Items from a data source
══════════════════════════════

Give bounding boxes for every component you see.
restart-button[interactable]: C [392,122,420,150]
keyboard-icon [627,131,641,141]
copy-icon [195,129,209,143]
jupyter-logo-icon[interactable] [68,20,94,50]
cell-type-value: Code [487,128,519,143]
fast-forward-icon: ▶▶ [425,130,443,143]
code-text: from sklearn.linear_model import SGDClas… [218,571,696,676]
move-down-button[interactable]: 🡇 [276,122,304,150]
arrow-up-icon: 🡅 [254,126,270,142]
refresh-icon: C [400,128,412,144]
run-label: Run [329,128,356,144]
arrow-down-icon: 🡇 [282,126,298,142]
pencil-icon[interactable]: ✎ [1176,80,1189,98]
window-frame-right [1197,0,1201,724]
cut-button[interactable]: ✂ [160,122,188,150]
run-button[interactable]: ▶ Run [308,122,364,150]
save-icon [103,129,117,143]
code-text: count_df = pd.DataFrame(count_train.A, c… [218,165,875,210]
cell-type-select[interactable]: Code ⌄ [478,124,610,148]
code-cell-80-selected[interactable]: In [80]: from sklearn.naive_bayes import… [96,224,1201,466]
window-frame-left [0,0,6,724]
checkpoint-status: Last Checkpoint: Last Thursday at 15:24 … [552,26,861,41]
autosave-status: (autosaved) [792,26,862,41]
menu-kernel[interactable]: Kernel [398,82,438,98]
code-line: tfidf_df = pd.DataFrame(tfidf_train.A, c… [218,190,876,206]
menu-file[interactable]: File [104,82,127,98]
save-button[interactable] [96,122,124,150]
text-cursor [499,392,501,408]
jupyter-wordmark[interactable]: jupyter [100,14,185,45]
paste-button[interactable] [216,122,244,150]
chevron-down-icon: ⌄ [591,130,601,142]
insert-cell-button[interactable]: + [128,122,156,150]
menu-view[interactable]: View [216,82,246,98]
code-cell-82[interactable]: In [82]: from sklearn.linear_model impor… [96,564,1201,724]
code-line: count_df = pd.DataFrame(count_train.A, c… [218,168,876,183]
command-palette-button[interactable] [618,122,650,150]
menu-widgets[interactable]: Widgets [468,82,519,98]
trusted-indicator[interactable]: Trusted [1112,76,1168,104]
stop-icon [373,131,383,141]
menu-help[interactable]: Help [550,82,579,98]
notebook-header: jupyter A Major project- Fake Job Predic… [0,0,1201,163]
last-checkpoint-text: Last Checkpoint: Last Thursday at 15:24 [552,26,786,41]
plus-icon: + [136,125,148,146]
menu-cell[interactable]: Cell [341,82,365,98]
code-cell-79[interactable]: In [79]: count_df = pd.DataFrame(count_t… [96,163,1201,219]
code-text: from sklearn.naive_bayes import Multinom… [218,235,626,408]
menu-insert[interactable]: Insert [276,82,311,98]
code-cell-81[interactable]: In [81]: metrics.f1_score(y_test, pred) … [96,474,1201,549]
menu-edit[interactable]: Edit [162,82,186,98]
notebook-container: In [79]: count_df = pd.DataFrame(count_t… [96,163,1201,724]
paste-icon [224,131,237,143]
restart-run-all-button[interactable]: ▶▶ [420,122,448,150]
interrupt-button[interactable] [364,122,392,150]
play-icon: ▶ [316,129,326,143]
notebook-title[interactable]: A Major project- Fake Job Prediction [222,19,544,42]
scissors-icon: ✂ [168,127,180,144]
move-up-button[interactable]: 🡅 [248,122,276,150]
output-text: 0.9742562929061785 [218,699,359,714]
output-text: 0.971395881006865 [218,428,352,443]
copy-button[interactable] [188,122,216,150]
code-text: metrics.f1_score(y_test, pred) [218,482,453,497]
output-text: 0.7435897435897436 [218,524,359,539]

══════════════════════════════

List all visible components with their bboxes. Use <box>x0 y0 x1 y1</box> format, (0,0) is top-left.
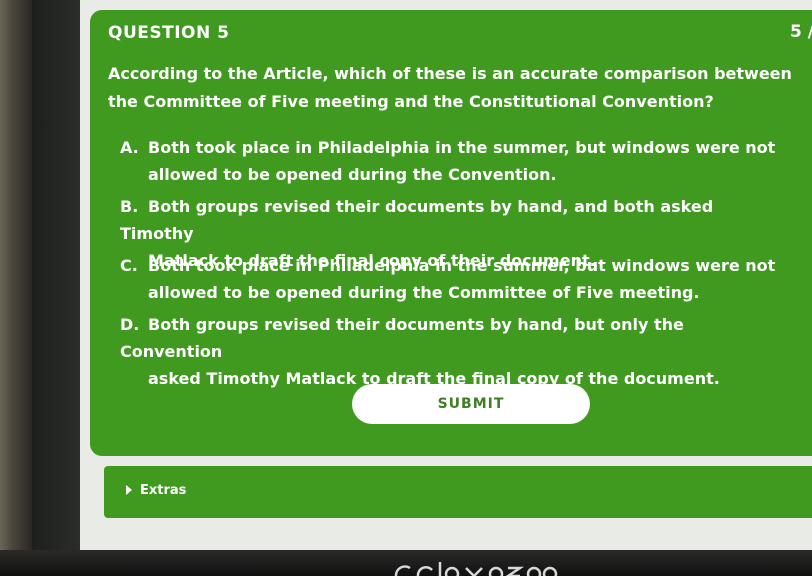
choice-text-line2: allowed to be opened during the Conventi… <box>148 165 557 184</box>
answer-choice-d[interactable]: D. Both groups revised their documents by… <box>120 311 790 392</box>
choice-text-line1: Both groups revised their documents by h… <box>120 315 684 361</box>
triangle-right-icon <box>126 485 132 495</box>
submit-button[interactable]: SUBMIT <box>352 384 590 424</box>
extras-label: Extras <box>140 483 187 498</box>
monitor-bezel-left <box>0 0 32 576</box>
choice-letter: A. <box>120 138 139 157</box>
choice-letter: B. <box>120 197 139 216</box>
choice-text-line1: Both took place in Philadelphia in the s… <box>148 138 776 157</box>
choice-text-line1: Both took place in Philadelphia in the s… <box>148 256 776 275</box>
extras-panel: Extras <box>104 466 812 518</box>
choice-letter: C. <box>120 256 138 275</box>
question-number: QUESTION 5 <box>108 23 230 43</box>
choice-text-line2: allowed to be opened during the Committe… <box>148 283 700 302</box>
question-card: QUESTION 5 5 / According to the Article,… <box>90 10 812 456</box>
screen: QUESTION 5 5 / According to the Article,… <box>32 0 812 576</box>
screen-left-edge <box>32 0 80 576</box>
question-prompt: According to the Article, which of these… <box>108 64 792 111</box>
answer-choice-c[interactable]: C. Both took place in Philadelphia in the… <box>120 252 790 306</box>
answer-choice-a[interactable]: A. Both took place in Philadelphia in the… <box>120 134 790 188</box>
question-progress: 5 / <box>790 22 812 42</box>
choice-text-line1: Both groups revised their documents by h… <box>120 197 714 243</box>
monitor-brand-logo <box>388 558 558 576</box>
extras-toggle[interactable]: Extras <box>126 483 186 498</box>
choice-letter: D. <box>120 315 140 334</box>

══════════════════════════════

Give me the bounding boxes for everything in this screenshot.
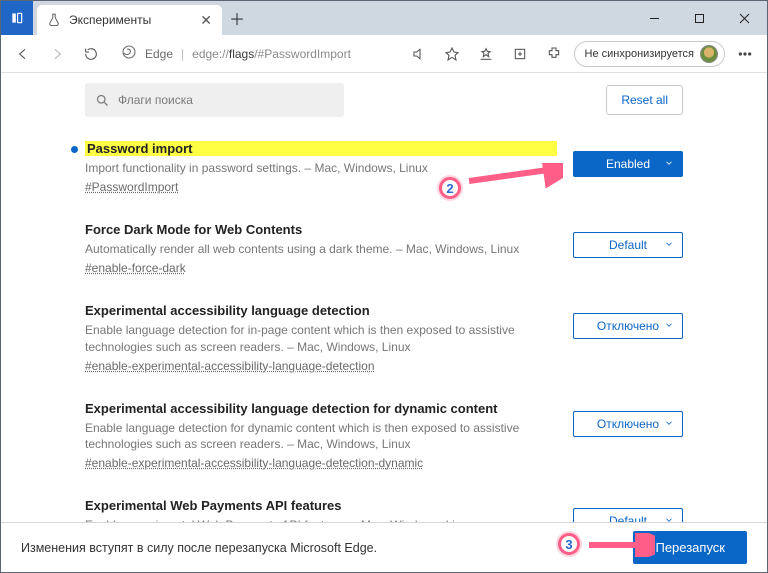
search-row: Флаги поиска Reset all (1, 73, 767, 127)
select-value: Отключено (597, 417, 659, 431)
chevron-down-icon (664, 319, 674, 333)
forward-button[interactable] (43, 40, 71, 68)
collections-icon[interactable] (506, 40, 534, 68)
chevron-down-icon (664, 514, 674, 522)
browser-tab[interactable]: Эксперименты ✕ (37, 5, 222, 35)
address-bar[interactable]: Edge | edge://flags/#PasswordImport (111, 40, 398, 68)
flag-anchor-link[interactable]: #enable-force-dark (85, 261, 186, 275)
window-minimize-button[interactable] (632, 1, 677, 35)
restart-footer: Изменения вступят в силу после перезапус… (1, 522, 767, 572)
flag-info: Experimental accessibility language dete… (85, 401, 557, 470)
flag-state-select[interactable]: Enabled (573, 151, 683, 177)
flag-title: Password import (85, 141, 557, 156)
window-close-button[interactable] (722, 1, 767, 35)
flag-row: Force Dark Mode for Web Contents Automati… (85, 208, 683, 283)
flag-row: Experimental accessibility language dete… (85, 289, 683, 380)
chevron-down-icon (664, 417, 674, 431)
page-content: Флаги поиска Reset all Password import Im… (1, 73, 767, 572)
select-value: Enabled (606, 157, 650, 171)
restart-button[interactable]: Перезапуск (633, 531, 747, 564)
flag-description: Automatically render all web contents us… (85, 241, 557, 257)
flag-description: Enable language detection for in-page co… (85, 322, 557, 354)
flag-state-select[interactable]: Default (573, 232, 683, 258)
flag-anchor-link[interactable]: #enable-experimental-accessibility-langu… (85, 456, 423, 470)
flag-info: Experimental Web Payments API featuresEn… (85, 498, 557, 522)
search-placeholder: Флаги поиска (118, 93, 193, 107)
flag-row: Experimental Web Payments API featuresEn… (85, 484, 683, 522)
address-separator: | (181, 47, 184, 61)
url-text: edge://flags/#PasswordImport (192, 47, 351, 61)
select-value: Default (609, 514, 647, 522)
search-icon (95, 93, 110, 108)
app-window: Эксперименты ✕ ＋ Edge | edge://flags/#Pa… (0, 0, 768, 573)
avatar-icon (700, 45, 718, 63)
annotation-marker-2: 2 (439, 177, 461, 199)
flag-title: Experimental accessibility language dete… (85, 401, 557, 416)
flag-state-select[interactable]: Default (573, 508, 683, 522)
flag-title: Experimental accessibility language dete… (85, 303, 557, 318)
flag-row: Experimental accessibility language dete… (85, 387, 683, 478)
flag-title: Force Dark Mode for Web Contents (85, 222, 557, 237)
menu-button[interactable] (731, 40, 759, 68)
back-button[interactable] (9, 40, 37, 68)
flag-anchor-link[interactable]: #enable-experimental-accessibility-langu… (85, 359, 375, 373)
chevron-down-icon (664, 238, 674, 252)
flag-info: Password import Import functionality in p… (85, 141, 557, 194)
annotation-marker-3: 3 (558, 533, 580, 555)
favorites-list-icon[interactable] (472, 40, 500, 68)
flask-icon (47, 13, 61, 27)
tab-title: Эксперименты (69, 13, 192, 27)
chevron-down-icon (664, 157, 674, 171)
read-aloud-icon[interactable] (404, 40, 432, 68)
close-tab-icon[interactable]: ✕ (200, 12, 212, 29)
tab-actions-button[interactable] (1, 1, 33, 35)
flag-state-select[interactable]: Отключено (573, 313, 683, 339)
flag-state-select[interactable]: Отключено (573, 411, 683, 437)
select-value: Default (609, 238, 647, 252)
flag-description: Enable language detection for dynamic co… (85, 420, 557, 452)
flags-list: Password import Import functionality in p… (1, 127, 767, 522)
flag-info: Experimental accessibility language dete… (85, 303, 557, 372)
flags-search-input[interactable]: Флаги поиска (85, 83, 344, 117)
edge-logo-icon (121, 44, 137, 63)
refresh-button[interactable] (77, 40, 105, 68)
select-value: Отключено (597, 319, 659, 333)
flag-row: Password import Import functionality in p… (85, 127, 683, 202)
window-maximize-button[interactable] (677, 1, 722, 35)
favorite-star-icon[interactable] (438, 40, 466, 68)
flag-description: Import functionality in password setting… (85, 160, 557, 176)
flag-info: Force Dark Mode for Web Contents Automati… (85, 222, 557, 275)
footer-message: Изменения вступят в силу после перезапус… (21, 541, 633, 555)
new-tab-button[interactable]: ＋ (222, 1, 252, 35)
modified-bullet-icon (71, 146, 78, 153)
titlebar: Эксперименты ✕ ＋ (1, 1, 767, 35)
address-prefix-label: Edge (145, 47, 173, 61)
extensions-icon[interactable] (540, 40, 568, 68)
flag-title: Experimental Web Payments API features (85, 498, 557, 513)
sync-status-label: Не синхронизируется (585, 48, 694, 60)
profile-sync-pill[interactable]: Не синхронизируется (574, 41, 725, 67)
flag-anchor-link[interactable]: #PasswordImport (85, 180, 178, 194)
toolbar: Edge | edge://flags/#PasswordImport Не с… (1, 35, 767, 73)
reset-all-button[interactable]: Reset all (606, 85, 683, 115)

══════════════════════════════

Stated problem
Retype the lines from the line with "Give bounding boxes" up to and including the line with "save-icon [103,129,117,143]".

Reply
Give bounding boxes for every component you see.
restart-button[interactable]: C [392,122,420,150]
keyboard-icon [627,131,641,141]
copy-icon [195,129,209,143]
jupyter-logo-icon[interactable] [68,20,94,50]
cell-type-value: Code [487,128,519,143]
fast-forward-icon: ▶▶ [425,130,443,143]
code-text: from sklearn.linear_model import SGDClas… [218,571,696,676]
move-down-button[interactable]: 🡇 [276,122,304,150]
arrow-up-icon: 🡅 [254,126,270,142]
refresh-icon: C [400,128,412,144]
run-label: Run [329,128,356,144]
arrow-down-icon: 🡇 [282,126,298,142]
pencil-icon[interactable]: ✎ [1176,80,1189,98]
window-frame-right [1197,0,1201,724]
cut-button[interactable]: ✂ [160,122,188,150]
run-button[interactable]: ▶ Run [308,122,364,150]
save-icon [103,129,117,143]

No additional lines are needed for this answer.